- [The data]

════

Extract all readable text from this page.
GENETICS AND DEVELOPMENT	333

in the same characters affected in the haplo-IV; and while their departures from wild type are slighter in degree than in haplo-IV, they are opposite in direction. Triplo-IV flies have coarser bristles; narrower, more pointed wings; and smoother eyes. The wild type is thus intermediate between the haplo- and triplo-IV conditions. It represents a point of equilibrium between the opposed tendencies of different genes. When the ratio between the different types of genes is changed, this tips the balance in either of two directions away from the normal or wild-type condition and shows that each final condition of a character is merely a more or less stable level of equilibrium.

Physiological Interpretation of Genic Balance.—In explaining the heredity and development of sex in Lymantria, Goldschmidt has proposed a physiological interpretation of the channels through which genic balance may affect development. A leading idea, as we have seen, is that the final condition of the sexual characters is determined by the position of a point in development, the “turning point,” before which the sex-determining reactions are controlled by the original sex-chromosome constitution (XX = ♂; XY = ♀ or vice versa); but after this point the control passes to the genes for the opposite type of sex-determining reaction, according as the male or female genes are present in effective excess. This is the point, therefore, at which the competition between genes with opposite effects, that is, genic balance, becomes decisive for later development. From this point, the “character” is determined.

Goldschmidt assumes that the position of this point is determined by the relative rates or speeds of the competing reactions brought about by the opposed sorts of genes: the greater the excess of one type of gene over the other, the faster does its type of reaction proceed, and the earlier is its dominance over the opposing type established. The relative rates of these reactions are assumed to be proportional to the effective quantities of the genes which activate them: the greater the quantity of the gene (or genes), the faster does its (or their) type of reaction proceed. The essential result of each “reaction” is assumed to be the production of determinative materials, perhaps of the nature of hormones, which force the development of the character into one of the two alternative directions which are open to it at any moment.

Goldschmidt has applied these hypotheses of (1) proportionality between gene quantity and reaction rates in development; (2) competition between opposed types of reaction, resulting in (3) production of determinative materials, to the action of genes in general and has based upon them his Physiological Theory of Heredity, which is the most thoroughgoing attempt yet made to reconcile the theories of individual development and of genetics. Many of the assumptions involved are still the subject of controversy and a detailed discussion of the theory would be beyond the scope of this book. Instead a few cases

════

Would you retype all of the data exactly as shown?

- [Answer box]
Extract all readable text from this page.
GENETICS AND DEVELOPMENT	333

in the same characters affected in the haplo-IV; and while their departures from wild type are slighter in degree than in haplo-IV, they are opposite in direction. Triplo-IV flies have coarser bristles; narrower, more pointed wings; and smoother eyes. The wild type is thus intermediate between the haplo- and triplo-IV conditions. It represents a point of equilibrium between the opposed tendencies of different genes. When the ratio between the different types of genes is changed, this tips the balance in either of two directions away from the normal or wild-type condition and shows that each final condition of a character is merely a more or less stable level of equilibrium.

Physiological Interpretation of Genic Balance.—In explaining the heredity and development of sex in Lymantria, Goldschmidt has proposed a physiological interpretation of the channels through which genic balance may affect development. A leading idea, as we have seen, is that the final condition of the sexual characters is determined by the position of a point in development, the “turning point,” before which the sex-determining reactions are controlled by the original sex-chromosome constitution (XX = ♂; XY = ♀ or vice versa); but after this point the control passes to the genes for the opposite type of sex-determining reaction, according as the male or female genes are present in effective excess. This is the point, therefore, at which the competition between genes with opposite effects, that is, genic balance, becomes decisive for later development. From this point, the “character” is determined.

Goldschmidt assumes that the position of this point is determined by the relative rates or speeds of the competing reactions brought about by the opposed sorts of genes: the greater the excess of one type of gene over the other, the faster does its type of reaction proceed, and the earlier is its dominance over the opposing type established. The relative rates of these reactions are assumed to be proportional to the effective quantities of the genes which activate them: the greater the quantity of the gene (or genes), the faster does its (or their) type of reaction proceed. The essential result of each “reaction” is assumed to be the production of determinative materials, perhaps of the nature of hormones, which force the development of the character into one of the two alternative directions which are open to it at any moment.

Goldschmidt has applied these hypotheses of (1) proportionality between gene quantity and reaction rates in development; (2) competition between opposed types of reaction, resulting in (3) production of determinative materials, to the action of genes in general and has based upon them his Physiological Theory of Heredity, which is the most thoroughgoing attempt yet made to reconcile the theories of individual development and of genetics. Many of the assumptions involved are still the subject of controversy and a detailed discussion of the theory would be beyond the scope of this book. Instead a few cases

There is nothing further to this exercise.